▶ **What needs to be done**: Omit the images, then print each record below exactly as it reads.

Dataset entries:

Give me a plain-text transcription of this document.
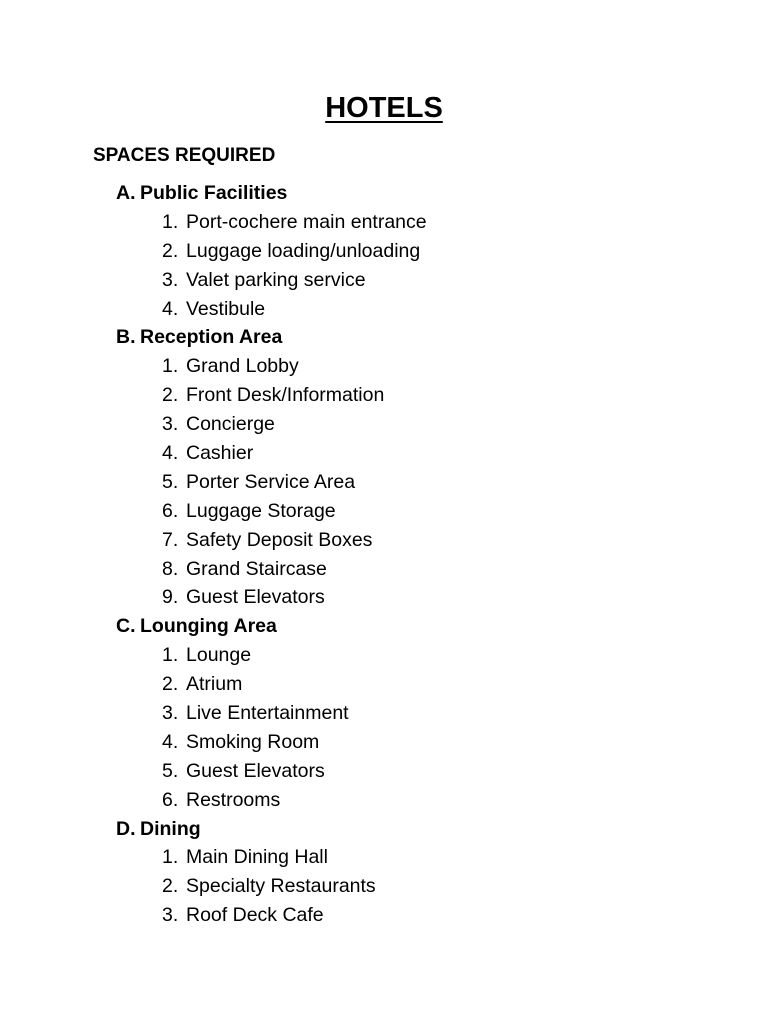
HOTELS
SPACES REQUIRED
A. Public Facilities
1. Port-cochere main entrance
2. Luggage loading/unloading
3. Valet parking service
4. Vestibule
B. Reception Area
1. Grand Lobby
2. Front Desk/Information
3. Concierge
4. Cashier
5. Porter Service Area
6. Luggage Storage
7. Safety Deposit Boxes
8. Grand Staircase
9. Guest Elevators
C. Lounging Area
1. Lounge
2. Atrium
3. Live Entertainment
4. Smoking Room
5. Guest Elevators
6. Restrooms
D. Dining
1. Main Dining Hall
2. Specialty Restaurants
3. Roof Deck Cafe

▶ **Correct output**:
Give me a plain-text transcription of this document.
HOTELS
SPACES REQUIRED
A. Public Facilities
1. Port-cochere main entrance
2. Luggage loading/unloading
3. Valet parking service
4. Vestibule
B. Reception Area
1. Grand Lobby
2. Front Desk/Information
3. Concierge
4. Cashier
5. Porter Service Area
6. Luggage Storage
7. Safety Deposit Boxes
8. Grand Staircase
9. Guest Elevators
C. Lounging Area
1. Lounge
2. Atrium
3. Live Entertainment
4. Smoking Room
5. Guest Elevators
6. Restrooms
D. Dining
1. Main Dining Hall
2. Specialty Restaurants
3. Roof Deck Cafe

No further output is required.